> [Exercises]
- a) Using the passage about America's constitutional conversation, answer these questions:
(i) For how many years after ratification did Americans keep wrestling with constitutional questions?
(ii) In what settings did that wrestling take place?
(iii) Which question does the passage raise about the nation's borders?
- b) Write a continuation of the passage about America's constitutional conversation, starting right after its final question.

> [Page]

But ratification hardly ended America's constitutional conversation. For the next fifty years, both ordinary Americans and statesmen like George Washington, James Madison, Alexander Hamilton, and Thomas Jefferson continued to wrestle with weighty constitutional questions, from the halls of government to the pages of newspapers. Should the nation's borders be pushed beyond its original footprint? Should America allow slavery to spread westward? Where did Indian tribes fit into the picture? Women? Free blacks? What rule should the Constitution's then-weakest branch, led for more than thirty years by Chief Justice John Marshall, play in these resolving such questions?

> [Supplied information]
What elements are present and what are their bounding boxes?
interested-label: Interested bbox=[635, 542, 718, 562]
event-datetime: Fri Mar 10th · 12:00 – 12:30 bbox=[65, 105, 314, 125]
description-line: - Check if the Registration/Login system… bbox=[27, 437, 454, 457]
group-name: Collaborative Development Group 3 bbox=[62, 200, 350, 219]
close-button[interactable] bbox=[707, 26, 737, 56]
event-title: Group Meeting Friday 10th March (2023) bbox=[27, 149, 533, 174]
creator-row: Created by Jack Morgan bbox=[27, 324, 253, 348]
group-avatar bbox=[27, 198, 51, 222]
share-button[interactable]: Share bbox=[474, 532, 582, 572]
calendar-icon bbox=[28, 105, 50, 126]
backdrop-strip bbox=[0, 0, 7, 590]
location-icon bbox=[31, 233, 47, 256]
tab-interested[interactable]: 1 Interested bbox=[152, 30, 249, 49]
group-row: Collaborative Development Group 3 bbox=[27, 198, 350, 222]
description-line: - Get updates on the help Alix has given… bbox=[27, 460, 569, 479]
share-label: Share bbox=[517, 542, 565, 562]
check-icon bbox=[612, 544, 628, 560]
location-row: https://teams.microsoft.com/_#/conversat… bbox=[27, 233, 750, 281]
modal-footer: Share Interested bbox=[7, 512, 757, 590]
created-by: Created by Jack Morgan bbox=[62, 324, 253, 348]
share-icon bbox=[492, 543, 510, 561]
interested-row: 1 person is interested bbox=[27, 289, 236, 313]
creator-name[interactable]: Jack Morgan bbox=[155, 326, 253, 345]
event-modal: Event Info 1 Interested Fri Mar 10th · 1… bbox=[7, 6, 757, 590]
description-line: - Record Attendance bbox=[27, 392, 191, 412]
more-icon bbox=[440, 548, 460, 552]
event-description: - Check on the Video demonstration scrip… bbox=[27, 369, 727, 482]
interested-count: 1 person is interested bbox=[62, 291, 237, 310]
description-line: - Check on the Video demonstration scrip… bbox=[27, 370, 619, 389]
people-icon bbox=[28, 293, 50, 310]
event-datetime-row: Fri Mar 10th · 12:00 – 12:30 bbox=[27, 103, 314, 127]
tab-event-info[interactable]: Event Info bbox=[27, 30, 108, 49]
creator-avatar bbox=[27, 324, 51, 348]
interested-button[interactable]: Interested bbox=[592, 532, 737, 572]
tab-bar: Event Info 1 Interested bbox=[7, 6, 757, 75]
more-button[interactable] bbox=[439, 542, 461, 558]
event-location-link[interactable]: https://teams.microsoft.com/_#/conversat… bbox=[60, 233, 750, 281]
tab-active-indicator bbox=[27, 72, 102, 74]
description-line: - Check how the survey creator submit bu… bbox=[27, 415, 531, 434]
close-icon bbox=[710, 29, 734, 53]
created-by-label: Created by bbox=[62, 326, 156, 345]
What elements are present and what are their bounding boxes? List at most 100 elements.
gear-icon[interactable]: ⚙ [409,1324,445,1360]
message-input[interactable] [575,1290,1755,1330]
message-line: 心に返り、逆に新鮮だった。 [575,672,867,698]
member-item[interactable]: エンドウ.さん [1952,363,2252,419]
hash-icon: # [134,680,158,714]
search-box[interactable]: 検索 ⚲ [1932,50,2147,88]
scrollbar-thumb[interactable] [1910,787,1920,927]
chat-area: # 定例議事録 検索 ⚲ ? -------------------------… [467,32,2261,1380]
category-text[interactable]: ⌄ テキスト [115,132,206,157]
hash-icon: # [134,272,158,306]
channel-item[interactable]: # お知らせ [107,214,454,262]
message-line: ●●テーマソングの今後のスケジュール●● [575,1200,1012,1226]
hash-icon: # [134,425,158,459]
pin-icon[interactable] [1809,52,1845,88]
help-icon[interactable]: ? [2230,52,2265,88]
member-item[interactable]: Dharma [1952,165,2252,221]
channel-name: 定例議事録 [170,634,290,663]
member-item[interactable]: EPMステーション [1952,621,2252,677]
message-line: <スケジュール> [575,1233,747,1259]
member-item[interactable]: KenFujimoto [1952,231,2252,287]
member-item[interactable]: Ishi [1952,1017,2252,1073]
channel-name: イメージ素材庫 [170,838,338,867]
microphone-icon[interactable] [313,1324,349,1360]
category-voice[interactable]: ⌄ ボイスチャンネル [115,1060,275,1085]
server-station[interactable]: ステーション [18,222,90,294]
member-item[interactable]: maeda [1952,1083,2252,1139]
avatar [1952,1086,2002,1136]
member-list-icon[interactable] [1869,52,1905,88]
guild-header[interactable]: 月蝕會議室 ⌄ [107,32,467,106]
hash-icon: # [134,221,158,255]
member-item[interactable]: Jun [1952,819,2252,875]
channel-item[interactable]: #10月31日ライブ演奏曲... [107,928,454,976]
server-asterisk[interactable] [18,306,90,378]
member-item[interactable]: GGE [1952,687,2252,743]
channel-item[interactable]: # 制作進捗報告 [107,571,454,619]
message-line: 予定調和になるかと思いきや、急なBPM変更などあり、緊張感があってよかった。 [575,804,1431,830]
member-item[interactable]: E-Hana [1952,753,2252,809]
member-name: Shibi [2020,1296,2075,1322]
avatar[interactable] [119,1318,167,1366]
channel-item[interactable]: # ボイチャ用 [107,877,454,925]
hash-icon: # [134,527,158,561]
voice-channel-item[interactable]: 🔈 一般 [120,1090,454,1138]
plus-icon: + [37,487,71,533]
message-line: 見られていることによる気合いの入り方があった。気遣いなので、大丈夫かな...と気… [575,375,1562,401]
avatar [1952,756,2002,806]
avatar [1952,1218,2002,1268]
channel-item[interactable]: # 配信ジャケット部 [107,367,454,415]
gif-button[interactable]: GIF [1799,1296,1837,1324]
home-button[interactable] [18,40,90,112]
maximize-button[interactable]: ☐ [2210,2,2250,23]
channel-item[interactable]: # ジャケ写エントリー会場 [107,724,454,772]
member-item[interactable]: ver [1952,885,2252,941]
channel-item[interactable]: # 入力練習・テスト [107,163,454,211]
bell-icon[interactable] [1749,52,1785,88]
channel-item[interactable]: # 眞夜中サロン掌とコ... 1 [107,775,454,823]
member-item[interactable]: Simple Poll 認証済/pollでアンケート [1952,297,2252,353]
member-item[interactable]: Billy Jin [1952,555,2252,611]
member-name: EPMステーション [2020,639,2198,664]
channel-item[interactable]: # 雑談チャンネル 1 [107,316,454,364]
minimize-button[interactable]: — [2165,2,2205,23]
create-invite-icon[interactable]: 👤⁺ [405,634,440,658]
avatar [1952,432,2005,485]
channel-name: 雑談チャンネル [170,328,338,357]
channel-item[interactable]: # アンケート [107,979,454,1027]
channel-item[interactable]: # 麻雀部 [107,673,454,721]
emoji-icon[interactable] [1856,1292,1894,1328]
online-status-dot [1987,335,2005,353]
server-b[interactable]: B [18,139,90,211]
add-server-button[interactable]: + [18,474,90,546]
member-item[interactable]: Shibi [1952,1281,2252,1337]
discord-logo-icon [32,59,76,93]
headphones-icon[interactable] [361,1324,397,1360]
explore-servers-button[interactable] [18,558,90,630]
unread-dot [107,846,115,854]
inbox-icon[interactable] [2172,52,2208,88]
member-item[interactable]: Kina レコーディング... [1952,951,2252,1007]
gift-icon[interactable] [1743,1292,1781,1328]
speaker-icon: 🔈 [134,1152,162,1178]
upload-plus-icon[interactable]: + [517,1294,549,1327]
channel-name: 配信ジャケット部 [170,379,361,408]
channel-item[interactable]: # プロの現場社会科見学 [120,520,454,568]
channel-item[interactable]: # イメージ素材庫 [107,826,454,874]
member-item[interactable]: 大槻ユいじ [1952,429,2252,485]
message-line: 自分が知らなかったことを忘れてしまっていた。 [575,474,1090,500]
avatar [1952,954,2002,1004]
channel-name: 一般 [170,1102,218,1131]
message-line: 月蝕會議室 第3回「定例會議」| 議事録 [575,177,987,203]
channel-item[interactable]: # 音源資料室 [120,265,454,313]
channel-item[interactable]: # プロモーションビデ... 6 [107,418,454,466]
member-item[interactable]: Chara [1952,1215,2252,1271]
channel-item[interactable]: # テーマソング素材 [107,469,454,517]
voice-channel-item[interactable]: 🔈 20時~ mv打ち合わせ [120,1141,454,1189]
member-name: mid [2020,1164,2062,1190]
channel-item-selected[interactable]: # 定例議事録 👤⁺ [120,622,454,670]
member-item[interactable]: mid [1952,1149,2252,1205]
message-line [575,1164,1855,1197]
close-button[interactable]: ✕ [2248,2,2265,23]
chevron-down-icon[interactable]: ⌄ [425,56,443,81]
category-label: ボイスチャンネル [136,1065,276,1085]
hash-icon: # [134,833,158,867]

> [Answer set]
- a)
(i) Fifty years.
(ii) From the halls of government to the pages of newspapers.
(iii) Whether the nation's borders should be pushed beyond its original footprint.

- b)
In The Words That Made Us, celebrated Constitutional scholar Akhil Reed Amar tells the story of America's constitutional conversation during its first eighty years-from its birth in 1760 through the 1830s, when the last of America's early leaders died and bequeathed this boisterous and sophisticated conversation to posterity. Amar traces the threads of Constitutional discourse, uniting history and law in a vivid and sweeping narrative that seeks both to reveal this history anew and to make clear who was right and who was wrong on the biggest legal issues confronting early America.
Without proper popular understanding of the Constitution, America and the world suffer. In The Words That Made Us, Amar offers an essential history of the Constitution's formative decades and an indispensable guide for anyone seeking to understand America's Constitution and its relevance today.